WHAT YOU WILL DO:
Among the entries that follow, tally the lines with the string "robinet". Give no more than the number.

RECORD SET:
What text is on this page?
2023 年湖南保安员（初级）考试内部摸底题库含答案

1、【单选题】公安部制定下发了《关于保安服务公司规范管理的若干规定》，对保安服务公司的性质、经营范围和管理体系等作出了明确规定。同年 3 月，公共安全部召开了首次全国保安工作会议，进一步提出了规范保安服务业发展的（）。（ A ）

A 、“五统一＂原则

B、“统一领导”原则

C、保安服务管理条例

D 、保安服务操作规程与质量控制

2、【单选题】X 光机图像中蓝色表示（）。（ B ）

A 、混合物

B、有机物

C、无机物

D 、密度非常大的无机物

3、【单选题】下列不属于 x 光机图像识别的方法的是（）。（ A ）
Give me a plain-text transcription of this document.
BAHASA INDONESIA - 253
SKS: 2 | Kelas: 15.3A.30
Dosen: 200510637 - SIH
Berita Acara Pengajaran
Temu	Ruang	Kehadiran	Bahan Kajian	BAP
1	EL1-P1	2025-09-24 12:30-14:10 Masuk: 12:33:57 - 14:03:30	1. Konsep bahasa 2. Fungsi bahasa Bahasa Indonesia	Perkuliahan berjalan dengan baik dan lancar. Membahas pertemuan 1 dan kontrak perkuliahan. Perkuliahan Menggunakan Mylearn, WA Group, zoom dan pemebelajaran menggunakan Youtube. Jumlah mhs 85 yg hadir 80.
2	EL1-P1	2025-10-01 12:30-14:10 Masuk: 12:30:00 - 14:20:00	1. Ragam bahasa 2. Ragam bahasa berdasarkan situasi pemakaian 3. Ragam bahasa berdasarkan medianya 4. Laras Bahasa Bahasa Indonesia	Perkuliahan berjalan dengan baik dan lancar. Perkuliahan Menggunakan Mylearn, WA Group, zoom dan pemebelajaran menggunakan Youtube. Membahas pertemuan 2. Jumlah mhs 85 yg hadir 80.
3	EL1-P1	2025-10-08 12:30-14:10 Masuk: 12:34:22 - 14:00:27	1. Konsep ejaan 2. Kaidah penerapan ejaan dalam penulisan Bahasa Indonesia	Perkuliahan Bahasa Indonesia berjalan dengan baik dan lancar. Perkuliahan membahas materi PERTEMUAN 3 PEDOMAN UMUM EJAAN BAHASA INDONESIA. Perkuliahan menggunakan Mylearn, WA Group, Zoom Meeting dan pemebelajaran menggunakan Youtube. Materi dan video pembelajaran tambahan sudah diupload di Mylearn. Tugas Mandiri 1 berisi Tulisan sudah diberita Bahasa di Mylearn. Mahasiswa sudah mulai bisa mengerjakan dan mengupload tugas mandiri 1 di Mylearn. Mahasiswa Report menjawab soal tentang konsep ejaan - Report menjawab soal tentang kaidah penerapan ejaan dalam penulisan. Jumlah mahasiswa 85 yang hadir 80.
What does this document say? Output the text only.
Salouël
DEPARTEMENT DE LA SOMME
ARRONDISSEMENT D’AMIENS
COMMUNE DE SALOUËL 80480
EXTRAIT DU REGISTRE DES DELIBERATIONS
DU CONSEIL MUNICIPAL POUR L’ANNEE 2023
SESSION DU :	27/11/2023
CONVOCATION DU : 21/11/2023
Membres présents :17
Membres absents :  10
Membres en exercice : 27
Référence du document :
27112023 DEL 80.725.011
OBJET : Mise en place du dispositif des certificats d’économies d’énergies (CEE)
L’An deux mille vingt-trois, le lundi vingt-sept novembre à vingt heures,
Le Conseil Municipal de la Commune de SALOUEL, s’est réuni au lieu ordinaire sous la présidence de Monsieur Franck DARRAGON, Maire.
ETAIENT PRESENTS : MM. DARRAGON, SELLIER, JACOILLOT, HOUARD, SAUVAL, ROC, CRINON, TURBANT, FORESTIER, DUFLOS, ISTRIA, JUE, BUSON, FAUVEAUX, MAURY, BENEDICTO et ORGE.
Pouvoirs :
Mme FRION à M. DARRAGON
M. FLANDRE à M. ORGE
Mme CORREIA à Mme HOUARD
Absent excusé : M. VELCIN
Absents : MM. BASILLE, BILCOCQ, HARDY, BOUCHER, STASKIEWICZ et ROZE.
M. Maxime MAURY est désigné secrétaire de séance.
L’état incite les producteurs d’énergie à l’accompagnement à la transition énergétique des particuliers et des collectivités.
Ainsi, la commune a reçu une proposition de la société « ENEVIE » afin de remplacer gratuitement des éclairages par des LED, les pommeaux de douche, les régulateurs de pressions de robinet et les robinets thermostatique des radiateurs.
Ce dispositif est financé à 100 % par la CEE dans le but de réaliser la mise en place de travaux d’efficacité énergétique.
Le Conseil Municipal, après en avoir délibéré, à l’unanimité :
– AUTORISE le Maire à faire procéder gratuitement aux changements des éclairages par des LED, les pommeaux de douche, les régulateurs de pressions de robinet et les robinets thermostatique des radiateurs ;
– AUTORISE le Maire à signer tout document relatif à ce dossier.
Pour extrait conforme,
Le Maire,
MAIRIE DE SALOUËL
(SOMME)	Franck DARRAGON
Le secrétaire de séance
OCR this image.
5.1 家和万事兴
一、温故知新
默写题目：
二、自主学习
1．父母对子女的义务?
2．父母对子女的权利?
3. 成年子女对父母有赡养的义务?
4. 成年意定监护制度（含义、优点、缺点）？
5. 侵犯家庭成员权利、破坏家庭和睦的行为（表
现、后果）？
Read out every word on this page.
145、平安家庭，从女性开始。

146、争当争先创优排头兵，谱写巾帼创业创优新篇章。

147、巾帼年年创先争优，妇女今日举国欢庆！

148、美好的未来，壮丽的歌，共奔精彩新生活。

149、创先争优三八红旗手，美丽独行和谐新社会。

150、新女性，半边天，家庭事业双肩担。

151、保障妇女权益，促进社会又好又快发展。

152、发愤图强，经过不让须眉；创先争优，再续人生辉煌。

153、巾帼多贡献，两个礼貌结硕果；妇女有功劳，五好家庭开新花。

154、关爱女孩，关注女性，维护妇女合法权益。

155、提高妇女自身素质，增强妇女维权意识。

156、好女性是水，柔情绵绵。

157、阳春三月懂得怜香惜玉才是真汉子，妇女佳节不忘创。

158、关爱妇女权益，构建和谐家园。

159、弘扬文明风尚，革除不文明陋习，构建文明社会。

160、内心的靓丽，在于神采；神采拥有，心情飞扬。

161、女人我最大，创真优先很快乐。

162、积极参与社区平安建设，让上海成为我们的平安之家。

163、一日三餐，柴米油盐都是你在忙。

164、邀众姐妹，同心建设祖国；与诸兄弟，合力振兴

REPLY:
2